**Directions for this task:**
Below is a listing to transcribe in full and exactly; keep the pictures out.

**Task input:**

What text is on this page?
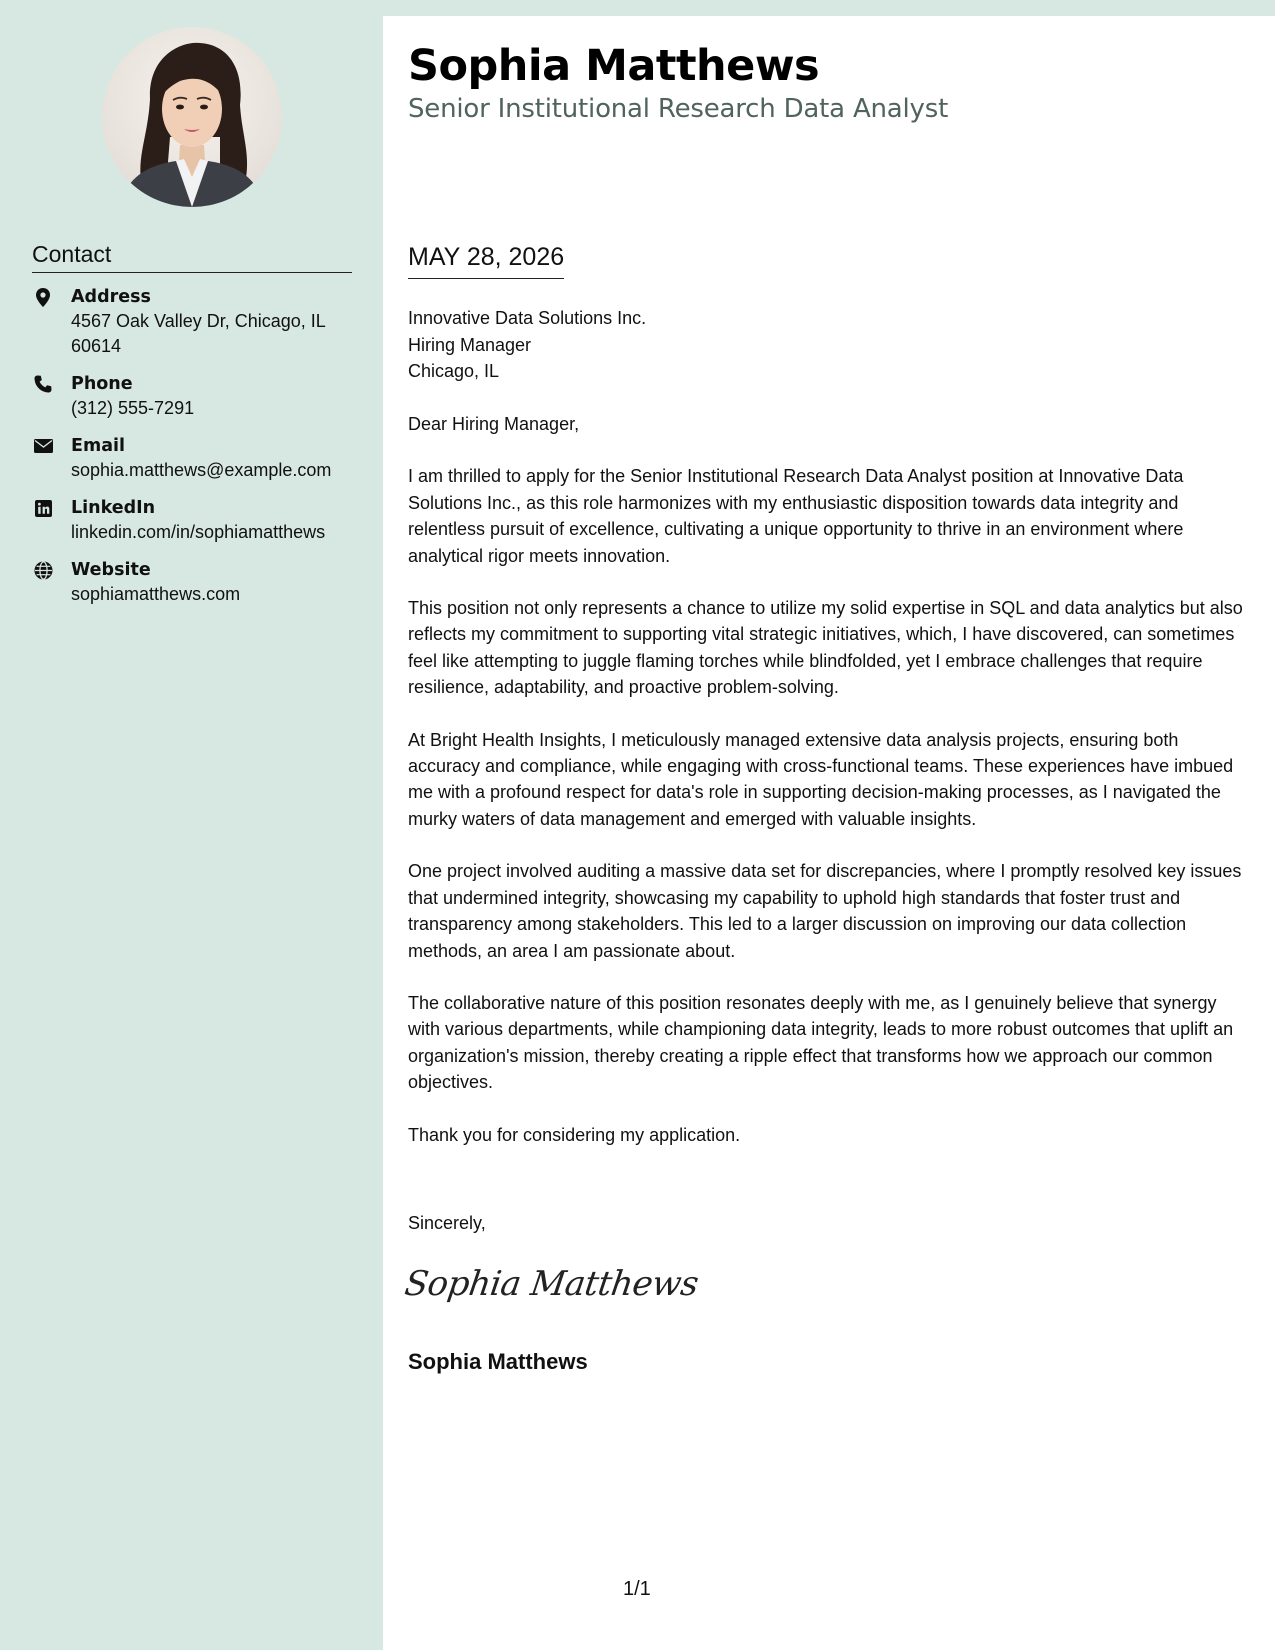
Contact
Address
4567 Oak Valley Dr, Chicago, IL 60614
Phone
(312) 555-7291
Email
sophia.matthews@example.com
LinkedIn
linkedin.com/in/sophiamatthews
Website
sophiamatthews.com
Sophia Matthews
Senior Institutional Research Data Analyst
MAY 28, 2026
Innovative Data Solutions Inc.
Hiring Manager
Chicago, IL

Dear Hiring Manager,

I am thrilled to apply for the Senior Institutional Research Data Analyst position at Innovative Data Solutions Inc., as this role harmonizes with my enthusiastic disposition towards data integrity and relentless pursuit of excellence, cultivating a unique opportunity to thrive in an environment where analytical rigor meets innovation.

This position not only represents a chance to utilize my solid expertise in SQL and data analytics but also reflects my commitment to supporting vital strategic initiatives, which, I have discovered, can sometimes feel like attempting to juggle flaming torches while blindfolded, yet I embrace challenges that require resilience, adaptability, and proactive problem-solving.

At Bright Health Insights, I meticulously managed extensive data analysis projects, ensuring both accuracy and compliance, while engaging with cross-functional teams. These experiences have imbued me with a profound respect for data's role in supporting decision-making processes, as I navigated the murky waters of data management and emerged with valuable insights.

One project involved auditing a massive data set for discrepancies, where I promptly resolved key issues that undermined integrity, showcasing my capability to uphold high standards that foster trust and transparency among stakeholders. This led to a larger discussion on improving our data collection methods, an area I am passionate about.

The collaborative nature of this position resonates deeply with me, as I genuinely believe that synergy with various departments, while championing data integrity, leads to more robust outcomes that uplift an organization's mission, thereby creating a ripple effect that transforms how we approach our common objectives.

Thank you for considering my application.

Sincerely,
Sophia Matthews
Sophia Matthews
1/1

**Final result:**
What text is on this page?
Contact
Address
4567 Oak Valley Dr, Chicago, IL 60614
Phone
(312) 555-7291
Email
sophia.matthews@example.com
LinkedIn
linkedin.com/in/sophiamatthews
Website
sophiamatthews.com
Sophia Matthews
Senior Institutional Research Data Analyst
MAY 28, 2026
Innovative Data Solutions Inc.
Hiring Manager
Chicago, IL

Dear Hiring Manager,

I am thrilled to apply for the Senior Institutional Research Data Analyst position at Innovative Data Solutions Inc., as this role harmonizes with my enthusiastic disposition towards data integrity and relentless pursuit of excellence, cultivating a unique opportunity to thrive in an environment where analytical rigor meets innovation.

This position not only represents a chance to utilize my solid expertise in SQL and data analytics but also reflects my commitment to supporting vital strategic initiatives, which, I have discovered, can sometimes feel like attempting to juggle flaming torches while blindfolded, yet I embrace challenges that require resilience, adaptability, and proactive problem-solving.

At Bright Health Insights, I meticulously managed extensive data analysis projects, ensuring both accuracy and compliance, while engaging with cross-functional teams. These experiences have imbued me with a profound respect for data's role in supporting decision-making processes, as I navigated the murky waters of data management and emerged with valuable insights.

One project involved auditing a massive data set for discrepancies, where I promptly resolved key issues that undermined integrity, showcasing my capability to uphold high standards that foster trust and transparency among stakeholders. This led to a larger discussion on improving our data collection methods, an area I am passionate about.

The collaborative nature of this position resonates deeply with me, as I genuinely believe that synergy with various departments, while championing data integrity, leads to more robust outcomes that uplift an organization's mission, thereby creating a ripple effect that transforms how we approach our common objectives.

Thank you for considering my application.

Sincerely,
Sophia Matthews
Sophia Matthews
1/1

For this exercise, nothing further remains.